Start of Supplied material

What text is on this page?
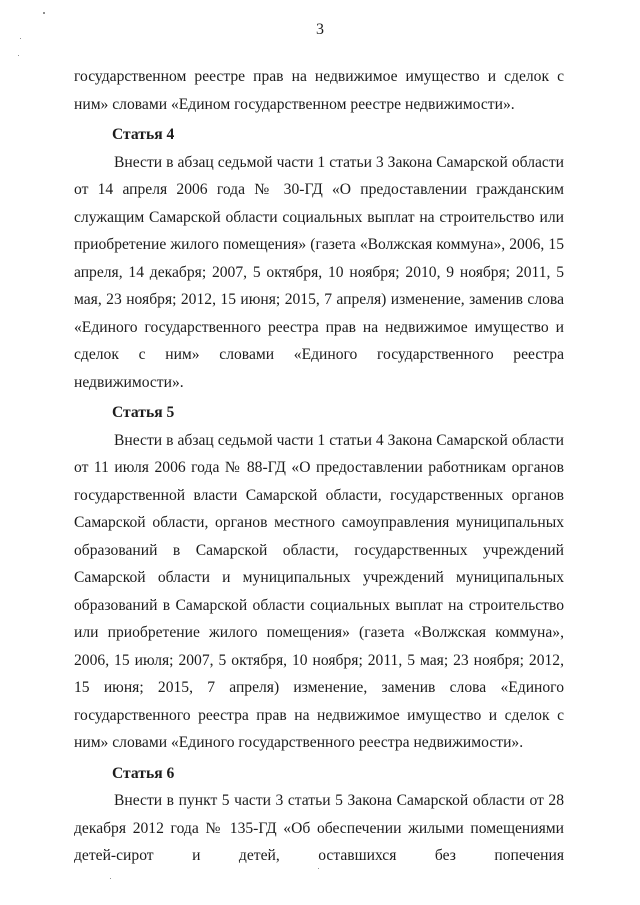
3

государственном реестре прав на недвижимое имущество и сделок с ним» словами «Едином государственном реестре недвижимости».

Статья 4

Внести в абзац седьмой части 1 статьи 3 Закона Самарской области от 14 апреля 2006 года № 30-ГД «О предоставлении гражданским служащим Самарской области социальных выплат на строительство или приобретение жилого помещения» (газета «Волжская коммуна», 2006, 15 апреля, 14 декабря; 2007, 5 октября, 10 ноября; 2010, 9 ноября; 2011, 5 мая, 23 ноября; 2012, 15 июня; 2015, 7 апреля) изменение, заменив слова «Единого государственного реестра прав на недвижимое имущество и сделок с ним» словами «Единого государственного реестра недвижимости».

Статья 5

Внести в абзац седьмой части 1 статьи 4 Закона Самарской области от 11 июля 2006 года № 88-ГД «О предоставлении работникам органов государственной власти Самарской области, государственных органов Самарской области, органов местного самоуправления муниципальных образований в Самарской области, государственных учреждений Самарской области и муниципальных учреждений муниципальных образований в Самарской области социальных выплат на строительство или приобретение жилого помещения» (газета «Волжская коммуна», 2006, 15 июля; 2007, 5 октября, 10 ноября; 2011, 5 мая; 23 ноября; 2012, 15 июня; 2015, 7 апреля) изменение, заменив слова «Единого государственного реестра прав на недвижимое имущество и сделок с ним» словами «Единого государственного реестра недвижимости».

Статья 6

Внести в пункт 5 части 3 статьи 5 Закона Самарской области от 28 декабря 2012 года № 135-ГД «Об обеспечении жилыми помещениями детей-сирот и детей, оставшихся без попечения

End of Supplied material

The problem ::
Strip out the images, then output the records above word for word.

Written reply ::
What text is on this page?
3

государственном реестре прав на недвижимое имущество и сделок с ним» словами «Едином государственном реестре недвижимости».

Статья 4

Внести в абзац седьмой части 1 статьи 3 Закона Самарской области от 14 апреля 2006 года № 30-ГД «О предоставлении гражданским служащим Самарской области социальных выплат на строительство или приобретение жилого помещения» (газета «Волжская коммуна», 2006, 15 апреля, 14 декабря; 2007, 5 октября, 10 ноября; 2010, 9 ноября; 2011, 5 мая, 23 ноября; 2012, 15 июня; 2015, 7 апреля) изменение, заменив слова «Единого государственного реестра прав на недвижимое имущество и сделок с ним» словами «Единого государственного реестра недвижимости».

Статья 5

Внести в абзац седьмой части 1 статьи 4 Закона Самарской области от 11 июля 2006 года № 88-ГД «О предоставлении работникам органов государственной власти Самарской области, государственных органов Самарской области, органов местного самоуправления муниципальных образований в Самарской области, государственных учреждений Самарской области и муниципальных учреждений муниципальных образований в Самарской области социальных выплат на строительство или приобретение жилого помещения» (газета «Волжская коммуна», 2006, 15 июля; 2007, 5 октября, 10 ноября; 2011, 5 мая; 23 ноября; 2012, 15 июня; 2015, 7 апреля) изменение, заменив слова «Единого государственного реестра прав на недвижимое имущество и сделок с ним» словами «Единого государственного реестра недвижимости».

Статья 6

Внести в пункт 5 части 3 статьи 5 Закона Самарской области от 28 декабря 2012 года № 135-ГД «Об обеспечении жилыми помещениями детей-сирот и детей, оставшихся без попечения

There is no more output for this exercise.